▶ Dataset content
· · · ·

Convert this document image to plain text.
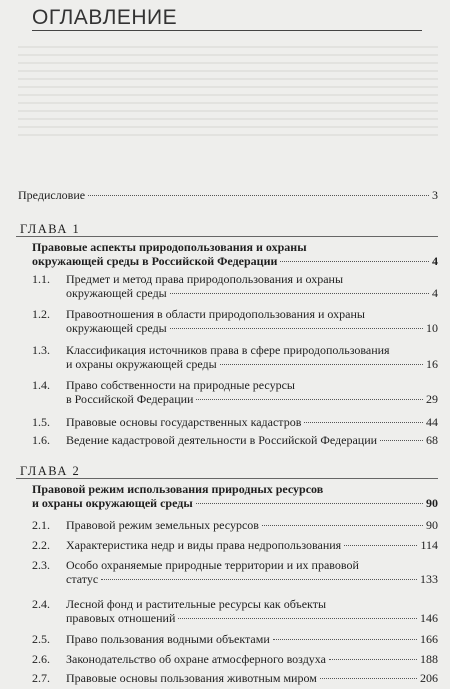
ОГЛАВЛЕНИЕ
Предисловие	3
ГЛАВА 1
Правовые аспекты природопользования и охраны
окружающей среды в Российской Федерации	4
1.1.	Предмет и метод права природопользования и охраны
окружающей среды	4
1.2.	Правоотношения в области природопользования и охраны
окружающей среды	10
1.3.	Классификация источников права в сфере природопользования
и охраны окружающей среды	16
1.4.	Право собственности на природные ресурсы
в Российской Федерации	29
1.5.	Правовые основы государственных кадастров	44
1.6.	Ведение кадастровой деятельности в Российской Федерации	68
ГЛАВА 2
Правовой режим использования природных ресурсов
и охраны окружающей среды	90
2.1.	Правовой режим земельных ресурсов	90
2.2.	Характеристика недр и виды права недропользования	114
2.3.	Особо охраняемые природные территории и их правовой
статус	133
2.4.	Лесной фонд и растительные ресурсы как объекты
правовых отношений	146
2.5.	Право пользования водными объектами	166
2.6.	Законодательство об охране атмосферного воздуха	188
2.7.	Правовые основы пользования животным миром	206
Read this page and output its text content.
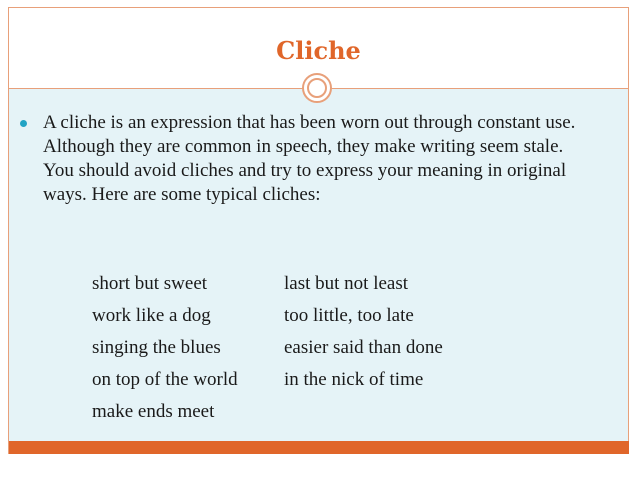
Cliche

A cliche is an expression that has been worn out through constant use. Although they are common in speech, they make writing seem stale. You should avoid cliches and try to express your meaning in original ways. Here are some typical cliches:

short but sweet	last but not least
work like a dog	too little, too late
singing the blues	easier said than done
on top of the world	in the nick of time
make ends meet
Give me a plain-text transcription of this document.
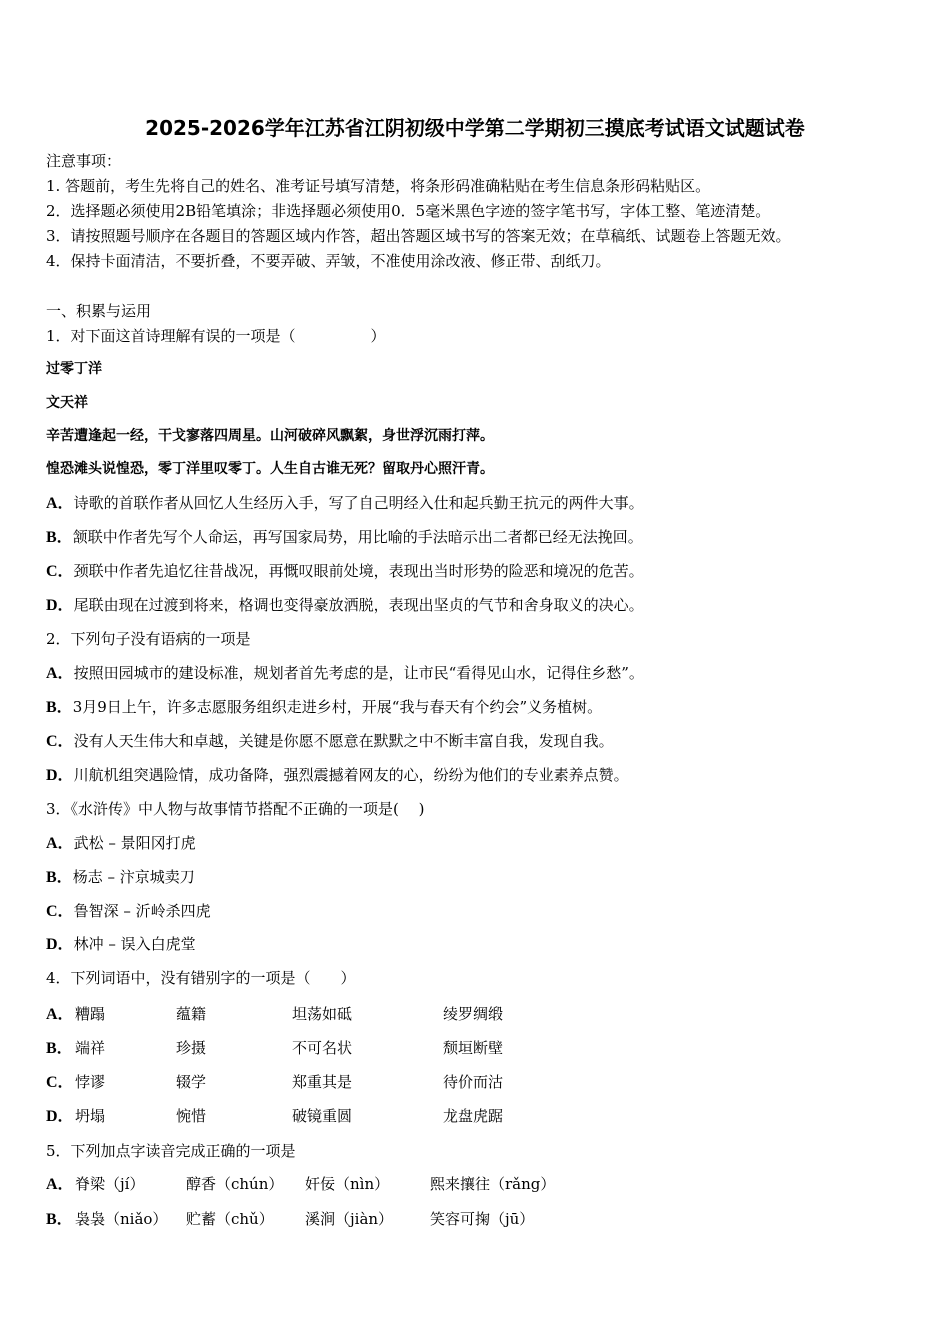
2025-2026学年江苏省江阴初级中学第二学期初三摸底考试语文试题试卷
注意事项：
1. 答题前，考生先将自己的姓名、准考证号填写清楚，将条形码准确粘贴在考生信息条形码粘贴区。
2．选择题必须使用2B铅笔填涂；非选择题必须使用0．5毫米黑色字迹的签字笔书写，字体工整、笔迹清楚。
3．请按照题号顺序在各题目的答题区域内作答，超出答题区域书写的答案无效；在草稿纸、试题卷上答题无效。
4．保持卡面清洁，不要折叠，不要弄破、弄皱，不准使用涂改液、修正带、刮纸刀。
一、积累与运用
1．对下面这首诗理解有误的一项是（　　　　　）
过零丁洋
文天祥
辛苦遭逢起一经，干戈寥落四周星。山河破碎风飘絮，身世浮沉雨打萍。
惶恐滩头说惶恐，零丁洋里叹零丁。人生自古谁无死？留取丹心照汗青。
2．下列句子没有语病的一项是
3．《水浒传》中人物与故事情节搭配不正确的一项是(　 )
4．下列词语中，没有错别字的一项是（　　）
5．下列加点字读音完成正确的一项是
A．诗歌的首联作者从回忆人生经历入手，写了自己明经入仕和起兵勤王抗元的两件大事。
B．颔联中作者先写个人命运，再写国家局势，用比喻的手法暗示出二者都已经无法挽回。
C．颈联中作者先追忆往昔战况，再慨叹眼前处境，表现出当时形势的险恶和境况的危苦。
D．尾联由现在过渡到将来，格调也变得豪放洒脱，表现出坚贞的气节和舍身取义的决心。
A．按照田园城市的建设标准，规划者首先考虑的是，让市民“看得见山水，记得住乡愁”。
B．3月9日上午，许多志愿服务组织走进乡村，开展“我与春天有个约会”义务植树。
C．没有人天生伟大和卓越，关键是你愿不愿意在默默之中不断丰富自我，发现自我。
D．川航机组突遇险情，成功备降，强烈震撼着网友的心，纷纷为他们的专业素养点赞。
A．武松 – 景阳冈打虎
B．杨志 – 汴京城卖刀
C．鲁智深 – 沂岭杀四虎
D．林冲 – 误入白虎堂
A． 糟蹋	蕴籍	坦荡如砥	绫罗绸缎
B． 端祥	珍摄	不可名状	颓垣断壁
C． 悖谬	辍学	郑重其是	待价而沽
D． 坍塌	惋惜	破镜重圆	龙盘虎踞
A． 脊梁（jí）	醇香（chún） 奸佞（nìn）	熙来攘往（rǎng）
B． 袅袅（niǎo） 贮蓄（chǔ） 溪涧（jiàn） 笑容可掬（jū）
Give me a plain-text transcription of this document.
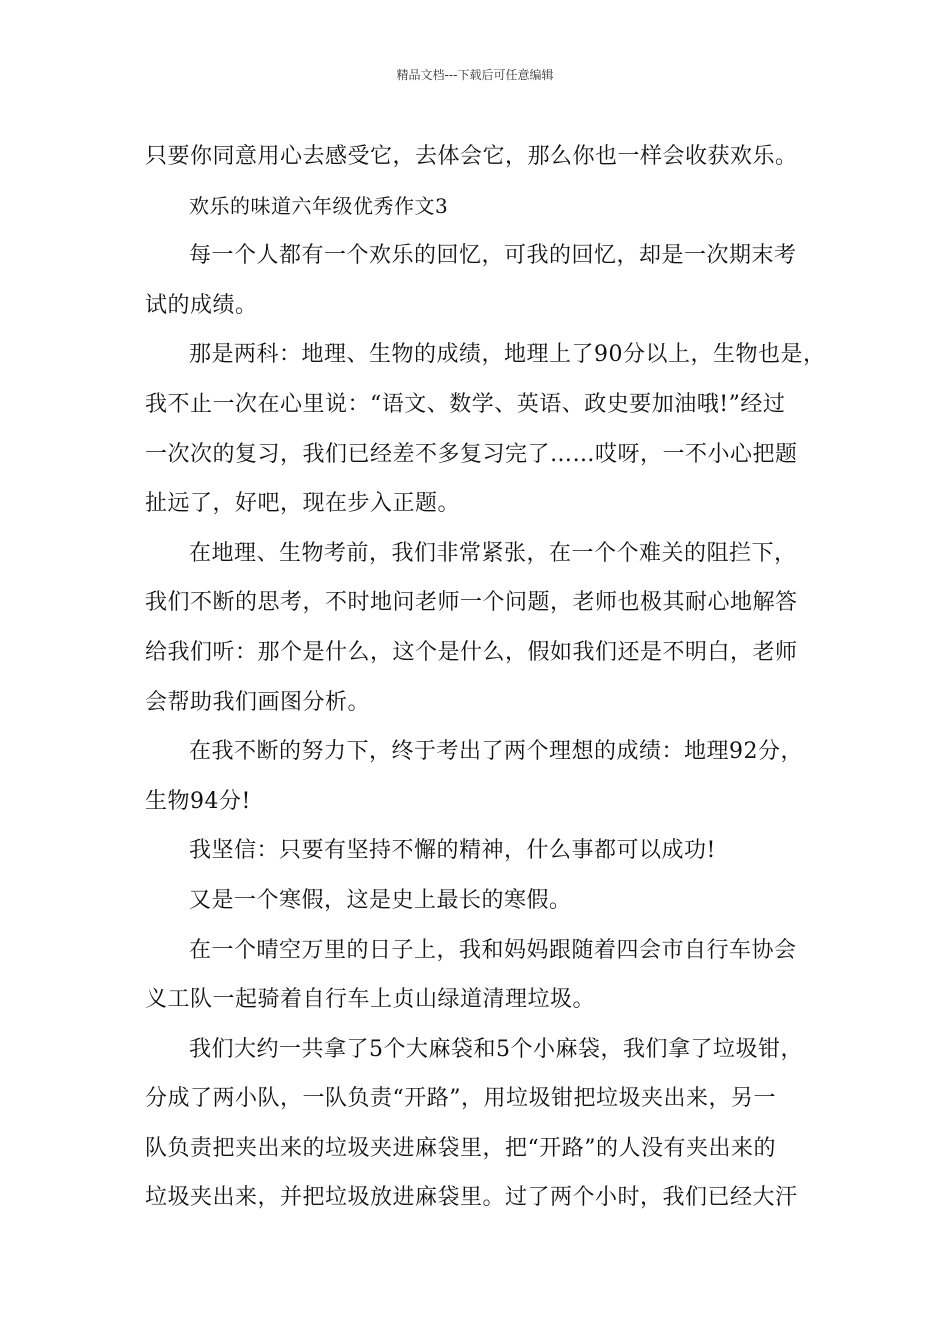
精品文档---下载后可任意编辑

只要你同意用心去感受它，去体会它，那么你也一样会收获欢乐。

欢乐的味道六年级优秀作文3

每一个人都有一个欢乐的回忆，可我的回忆，却是一次期末考
试的成绩。

那是两科：地理、生物的成绩，地理上了90分以上，生物也是，
我不止一次在心里说：“语文、数学、英语、政史要加油哦!”经过
一次次的复习，我们已经差不多复习完了……哎呀，一不小心把题
扯远了，好吧，现在步入正题。

在地理、生物考前，我们非常紧张，在一个个难关的阻拦下，
我们不断的思考，不时地问老师一个问题，老师也极其耐心地解答
给我们听：那个是什么，这个是什么，假如我们还是不明白，老师
会帮助我们画图分析。

在我不断的努力下，终于考出了两个理想的成绩：地理92分，
生物94分!

我坚信：只要有坚持不懈的精神，什么事都可以成功!

又是一个寒假，这是史上最长的寒假。

在一个晴空万里的日子上，我和妈妈跟随着四会市自行车协会
义工队一起骑着自行车上贞山绿道清理垃圾。

我们大约一共拿了5个大麻袋和5个小麻袋，我们拿了垃圾钳，
分成了两小队，一队负责“开路”，用垃圾钳把垃圾夹出来，另一
队负责把夹出来的垃圾夹进麻袋里，把“开路”的人没有夹出来的
垃圾夹出来，并把垃圾放进麻袋里。过了两个小时，我们已经大汗
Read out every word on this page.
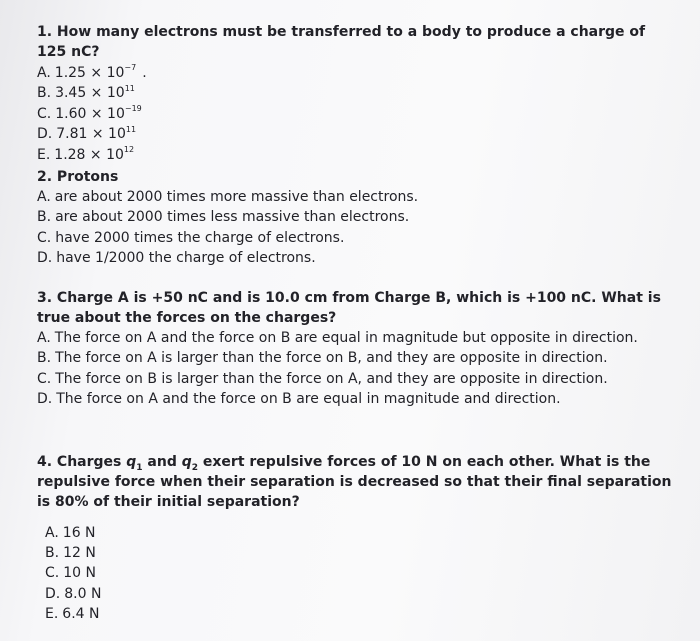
1. How many electrons must be transferred to a body to produce a charge of 125 nC?

A. $1.25 \times 10^{-7}$ .

B. $3.45 \times 10^{11}$

C. $1.60 \times 10^{-19}$

D. $7.81 \times 10^{11}$

E. $1.28 \times 10^{12}$

2. Protons

A. are about 2000 times more massive than electrons.

B. are about 2000 times less massive than electrons.

C. have 2000 times the charge of electrons.

D. have 1/2000 the charge of electrons.

3. Charge A is +50 nC and is 10.0 cm from Charge B, which is +100 nC. What is true about the forces on the charges?

A. The force on A and the force on B are equal in magnitude but opposite in direction.

B. The force on A is larger than the force on B, and they are opposite in direction.

C. The force on B is larger than the force on A, and they are opposite in direction.

D. The force on A and the force on B are equal in magnitude and direction.

4. Charges $q_1$ and $q_2$ exert repulsive forces of 10 N on each other. What is the repulsive force when their separation is decreased so that their final separation is 80% of their initial separation?

A. 16 N

B. 12 N

C. 10 N

D. 8.0 N

E. 6.4 N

· · · ·

▶ Required work
Without the pictures, output the full listing exactly as it stands.

▶ Finished exercise
Convert this document image to plain text.
ОГЛАВЛЕНИЕ
Предисловие	3
ГЛАВА 1
Правовые аспекты природопользования и охраны
окружающей среды в Российской Федерации	4
1.1.	Предмет и метод права природопользования и охраны
окружающей среды	4
1.2.	Правоотношения в области природопользования и охраны
окружающей среды	10
1.3.	Классификация источников права в сфере природопользования
и охраны окружающей среды	16
1.4.	Право собственности на природные ресурсы
в Российской Федерации	29
1.5.	Правовые основы государственных кадастров	44
1.6.	Ведение кадастровой деятельности в Российской Федерации	68
ГЛАВА 2
Правовой режим использования природных ресурсов
и охраны окружающей среды	90
2.1.	Правовой режим земельных ресурсов	90
2.2.	Характеристика недр и виды права недропользования	114
2.3.	Особо охраняемые природные территории и их правовой
статус	133
2.4.	Лесной фонд и растительные ресурсы как объекты
правовых отношений	146
2.5.	Право пользования водными объектами	166
2.6.	Законодательство об охране атмосферного воздуха	188
2.7.	Правовые основы пользования животным миром	206
Read this page and output its text content.
Cliche

A cliche is an expression that has been worn out through constant use. Although they are common in speech, they make writing seem stale. You should avoid cliches and try to express your meaning in original ways. Here are some typical cliches:

short but sweet	last but not least
work like a dog	too little, too late
singing the blues	easier said than done
on top of the world	in the nick of time
make ends meet
Give me a plain-text transcription of this document.
2025-2026学年江苏省江阴初级中学第二学期初三摸底考试语文试题试卷
注意事项：
1. 答题前，考生先将自己的姓名、准考证号填写清楚，将条形码准确粘贴在考生信息条形码粘贴区。
2．选择题必须使用2B铅笔填涂；非选择题必须使用0．5毫米黑色字迹的签字笔书写，字体工整、笔迹清楚。
3．请按照题号顺序在各题目的答题区域内作答，超出答题区域书写的答案无效；在草稿纸、试题卷上答题无效。
4．保持卡面清洁，不要折叠，不要弄破、弄皱，不准使用涂改液、修正带、刮纸刀。
一、积累与运用
1．对下面这首诗理解有误的一项是（　　　　　）
过零丁洋
文天祥
辛苦遭逢起一经，干戈寥落四周星。山河破碎风飘絮，身世浮沉雨打萍。
惶恐滩头说惶恐，零丁洋里叹零丁。人生自古谁无死？留取丹心照汗青。
2．下列句子没有语病的一项是
3．《水浒传》中人物与故事情节搭配不正确的一项是(　 )
4．下列词语中，没有错别字的一项是（　　）
5．下列加点字读音完成正确的一项是
A．诗歌的首联作者从回忆人生经历入手，写了自己明经入仕和起兵勤王抗元的两件大事。
B．颔联中作者先写个人命运，再写国家局势，用比喻的手法暗示出二者都已经无法挽回。
C．颈联中作者先追忆往昔战况，再慨叹眼前处境，表现出当时形势的险恶和境况的危苦。
D．尾联由现在过渡到将来，格调也变得豪放洒脱，表现出坚贞的气节和舍身取义的决心。
A．按照田园城市的建设标准，规划者首先考虑的是，让市民“看得见山水，记得住乡愁”。
B．3月9日上午，许多志愿服务组织走进乡村，开展“我与春天有个约会”义务植树。
C．没有人天生伟大和卓越，关键是你愿不愿意在默默之中不断丰富自我，发现自我。
D．川航机组突遇险情，成功备降，强烈震撼着网友的心，纷纷为他们的专业素养点赞。
A．武松 – 景阳冈打虎
B．杨志 – 汴京城卖刀
C．鲁智深 – 沂岭杀四虎
D．林冲 – 误入白虎堂
A． 糟蹋	蕴籍	坦荡如砥	绫罗绸缎
B． 端祥	珍摄	不可名状	颓垣断壁
C． 悖谬	辍学	郑重其是	待价而沽
D． 坍塌	惋惜	破镜重圆	龙盘虎踞
A． 脊梁（jí）	醇香（chún） 奸佞（nìn）	熙来攘往（rǎng）
B． 袅袅（niǎo） 贮蓄（chǔ） 溪涧（jiàn） 笑容可掬（jū）
Give me a plain-text transcription of this document.
精品文档---下载后可任意编辑

只要你同意用心去感受它，去体会它，那么你也一样会收获欢乐。

欢乐的味道六年级优秀作文3

每一个人都有一个欢乐的回忆，可我的回忆，却是一次期末考
试的成绩。

那是两科：地理、生物的成绩，地理上了90分以上，生物也是，
我不止一次在心里说：“语文、数学、英语、政史要加油哦!”经过
一次次的复习，我们已经差不多复习完了……哎呀，一不小心把题
扯远了，好吧，现在步入正题。

在地理、生物考前，我们非常紧张，在一个个难关的阻拦下，
我们不断的思考，不时地问老师一个问题，老师也极其耐心地解答
给我们听：那个是什么，这个是什么，假如我们还是不明白，老师
会帮助我们画图分析。

在我不断的努力下，终于考出了两个理想的成绩：地理92分，
生物94分!

我坚信：只要有坚持不懈的精神，什么事都可以成功!

又是一个寒假，这是史上最长的寒假。

在一个晴空万里的日子上，我和妈妈跟随着四会市自行车协会
义工队一起骑着自行车上贞山绿道清理垃圾。

我们大约一共拿了5个大麻袋和5个小麻袋，我们拿了垃圾钳，
分成了两小队，一队负责“开路”，用垃圾钳把垃圾夹出来，另一
队负责把夹出来的垃圾夹进麻袋里，把“开路”的人没有夹出来的
垃圾夹出来，并把垃圾放进麻袋里。过了两个小时，我们已经大汗
Read out every word on this page.
1. How many electrons must be transferred to a body to produce a charge of 125 nC?

A. $1.25 \times 10^{-7}$ .

B. $3.45 \times 10^{11}$

C. $1.60 \times 10^{-19}$

D. $7.81 \times 10^{11}$

E. $1.28 \times 10^{12}$

2. Protons

A. are about 2000 times more massive than electrons.

B. are about 2000 times less massive than electrons.

C. have 2000 times the charge of electrons.

D. have 1/2000 the charge of electrons.

3. Charge A is +50 nC and is 10.0 cm from Charge B, which is +100 nC. What is true about the forces on the charges?

A. The force on A and the force on B are equal in magnitude but opposite in direction.

B. The force on A is larger than the force on B, and they are opposite in direction.

C. The force on B is larger than the force on A, and they are opposite in direction.

D. The force on A and the force on B are equal in magnitude and direction.

4. Charges $q_1$ and $q_2$ exert repulsive forces of 10 N on each other. What is the repulsive force when their separation is decreased so that their final separation is 80% of their initial separation?

A. 16 N

B. 12 N

C. 10 N

D. 8.0 N

E. 6.4 N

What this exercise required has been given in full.